Scan the material and copy every line in which "DESEMBER" appears.

━━ THE DATA ━━

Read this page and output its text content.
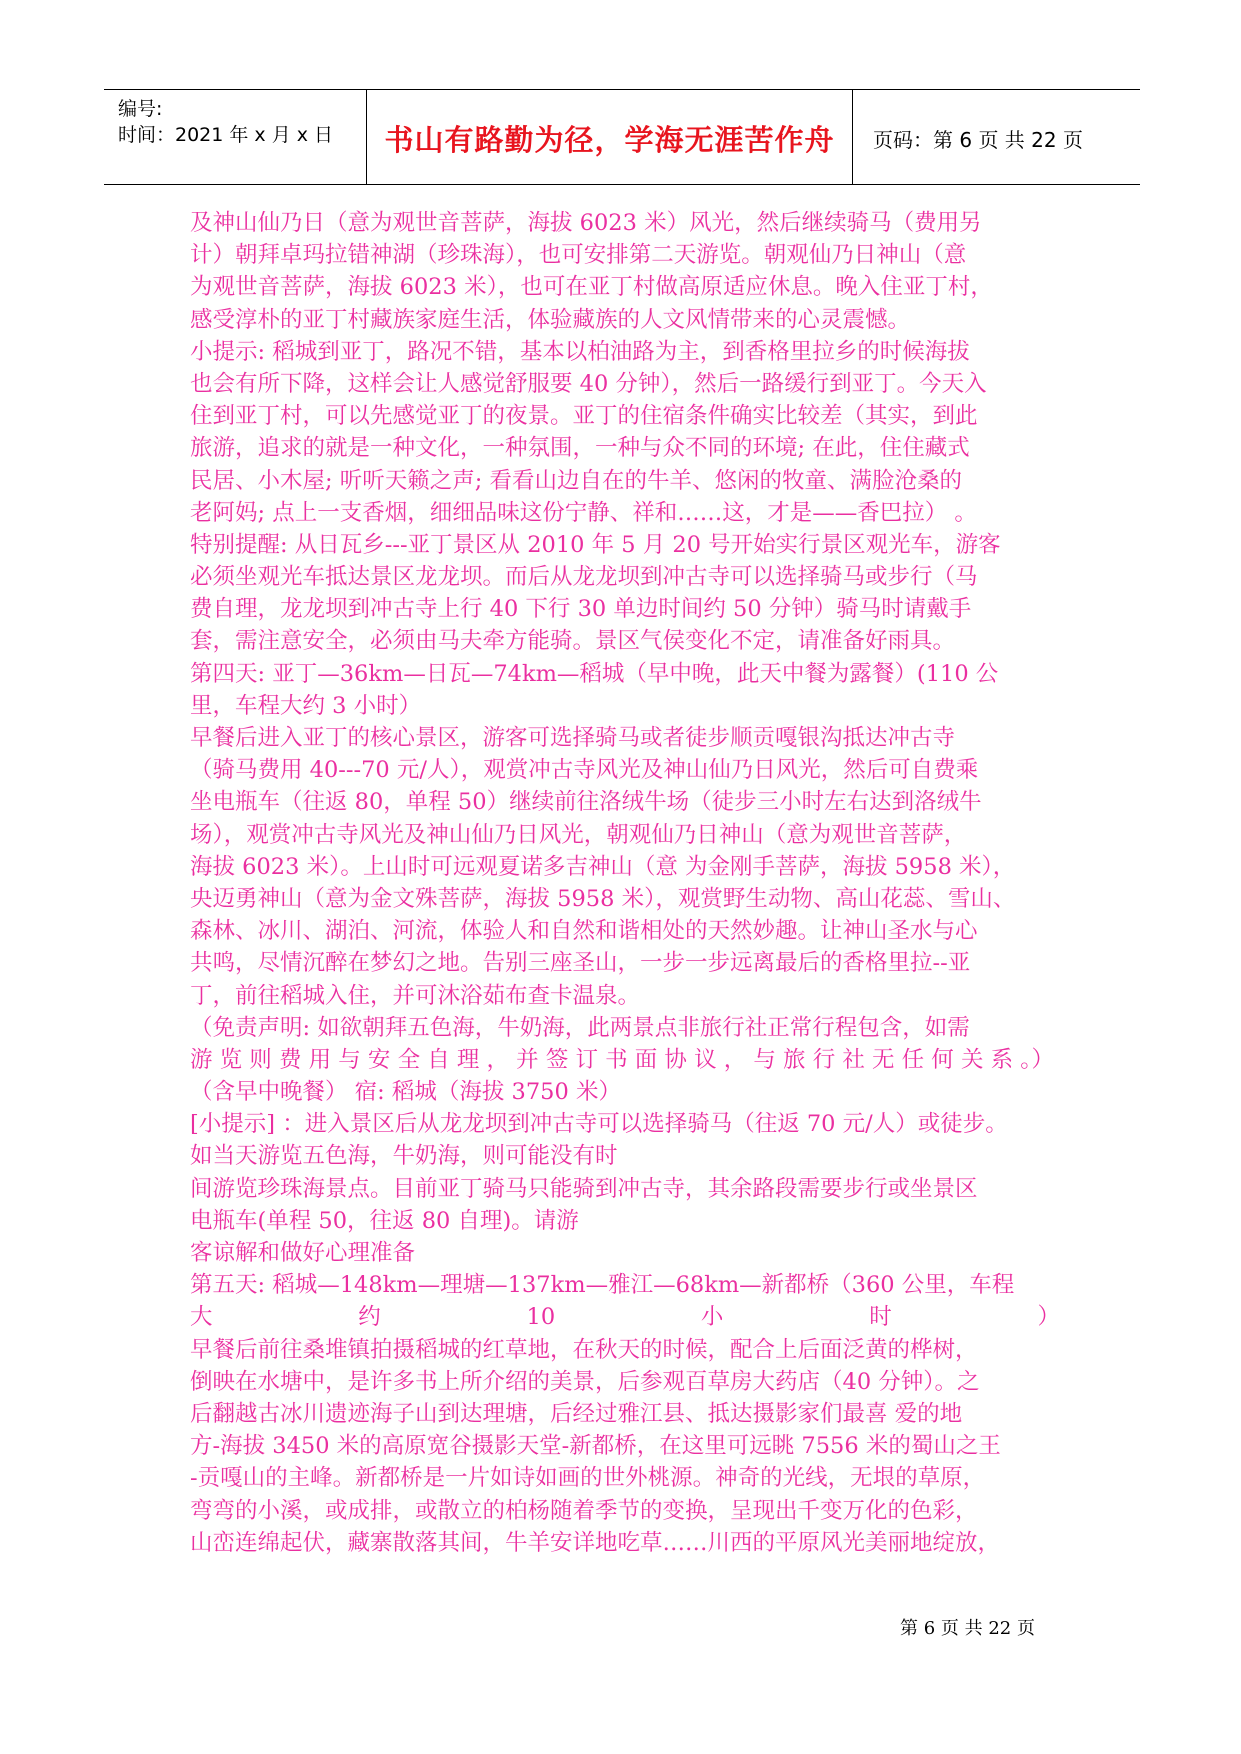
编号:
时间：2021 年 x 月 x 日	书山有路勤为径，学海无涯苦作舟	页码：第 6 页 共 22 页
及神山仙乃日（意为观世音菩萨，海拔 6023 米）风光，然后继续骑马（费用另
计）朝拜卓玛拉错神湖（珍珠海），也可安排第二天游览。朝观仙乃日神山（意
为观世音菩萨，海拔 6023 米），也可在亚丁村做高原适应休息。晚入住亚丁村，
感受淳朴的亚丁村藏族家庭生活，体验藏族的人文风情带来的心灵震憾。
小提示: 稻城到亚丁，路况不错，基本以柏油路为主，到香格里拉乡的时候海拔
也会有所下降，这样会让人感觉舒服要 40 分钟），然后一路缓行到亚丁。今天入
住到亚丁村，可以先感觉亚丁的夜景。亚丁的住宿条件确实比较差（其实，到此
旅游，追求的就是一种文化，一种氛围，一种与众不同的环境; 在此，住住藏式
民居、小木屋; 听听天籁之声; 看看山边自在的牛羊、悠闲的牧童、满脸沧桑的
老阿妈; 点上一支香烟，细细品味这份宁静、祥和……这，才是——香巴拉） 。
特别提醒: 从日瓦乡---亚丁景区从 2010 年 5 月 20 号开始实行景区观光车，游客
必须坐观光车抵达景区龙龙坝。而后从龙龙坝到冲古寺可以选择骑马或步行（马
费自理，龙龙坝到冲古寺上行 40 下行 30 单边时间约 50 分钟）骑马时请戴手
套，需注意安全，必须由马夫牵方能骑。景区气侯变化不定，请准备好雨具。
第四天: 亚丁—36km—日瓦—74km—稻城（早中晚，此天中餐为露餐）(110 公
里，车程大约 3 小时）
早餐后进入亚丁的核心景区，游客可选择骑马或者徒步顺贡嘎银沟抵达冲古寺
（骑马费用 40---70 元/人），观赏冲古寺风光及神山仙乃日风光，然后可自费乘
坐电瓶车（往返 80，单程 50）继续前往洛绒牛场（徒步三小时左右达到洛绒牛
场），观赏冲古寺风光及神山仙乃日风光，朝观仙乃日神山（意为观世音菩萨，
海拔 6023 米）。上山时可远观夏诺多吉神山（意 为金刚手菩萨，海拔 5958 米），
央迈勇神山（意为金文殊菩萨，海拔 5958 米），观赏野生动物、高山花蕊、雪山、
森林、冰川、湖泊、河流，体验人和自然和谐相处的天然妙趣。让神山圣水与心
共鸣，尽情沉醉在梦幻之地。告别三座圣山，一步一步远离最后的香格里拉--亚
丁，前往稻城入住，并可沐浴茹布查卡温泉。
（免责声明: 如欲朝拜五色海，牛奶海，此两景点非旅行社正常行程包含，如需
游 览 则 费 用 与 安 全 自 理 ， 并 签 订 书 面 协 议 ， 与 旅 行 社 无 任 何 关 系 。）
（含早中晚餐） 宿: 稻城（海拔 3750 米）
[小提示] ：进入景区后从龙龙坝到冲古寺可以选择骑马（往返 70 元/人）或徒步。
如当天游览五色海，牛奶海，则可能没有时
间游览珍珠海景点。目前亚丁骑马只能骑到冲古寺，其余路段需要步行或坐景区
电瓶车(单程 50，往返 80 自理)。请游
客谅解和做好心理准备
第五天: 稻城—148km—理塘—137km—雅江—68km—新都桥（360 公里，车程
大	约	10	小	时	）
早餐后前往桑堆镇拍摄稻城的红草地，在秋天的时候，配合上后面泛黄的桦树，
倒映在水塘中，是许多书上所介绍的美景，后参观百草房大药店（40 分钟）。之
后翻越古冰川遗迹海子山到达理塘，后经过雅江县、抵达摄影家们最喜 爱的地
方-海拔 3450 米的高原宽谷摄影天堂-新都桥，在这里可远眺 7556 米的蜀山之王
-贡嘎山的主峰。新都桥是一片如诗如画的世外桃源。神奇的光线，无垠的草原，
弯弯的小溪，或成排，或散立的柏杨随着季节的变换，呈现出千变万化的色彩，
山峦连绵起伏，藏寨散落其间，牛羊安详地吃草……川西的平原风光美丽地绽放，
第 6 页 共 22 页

━━━
━━ THE DATA ━━

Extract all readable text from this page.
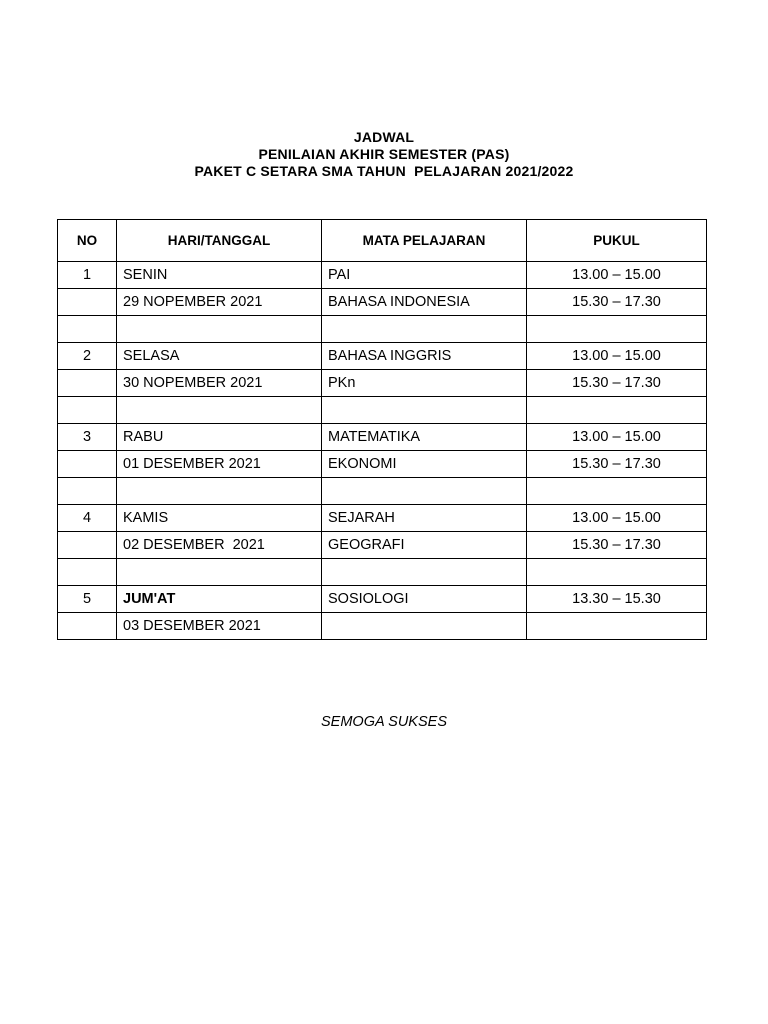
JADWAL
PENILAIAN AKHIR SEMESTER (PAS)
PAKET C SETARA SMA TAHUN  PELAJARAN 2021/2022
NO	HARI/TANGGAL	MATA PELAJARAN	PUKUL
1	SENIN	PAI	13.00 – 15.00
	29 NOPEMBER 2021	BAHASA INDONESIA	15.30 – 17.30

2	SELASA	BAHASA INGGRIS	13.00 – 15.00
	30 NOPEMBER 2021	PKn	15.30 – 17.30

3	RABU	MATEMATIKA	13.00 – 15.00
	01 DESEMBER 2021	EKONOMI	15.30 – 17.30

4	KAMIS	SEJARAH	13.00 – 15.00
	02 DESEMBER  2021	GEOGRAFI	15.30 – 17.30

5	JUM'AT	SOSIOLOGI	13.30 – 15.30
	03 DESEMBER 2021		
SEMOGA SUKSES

━━━

OUTPUT →
	01 DESEMBER 2021	EKONOMI	15.30 – 17.30
	02 DESEMBER  2021	GEOGRAFI	15.30 – 17.30
	03 DESEMBER 2021		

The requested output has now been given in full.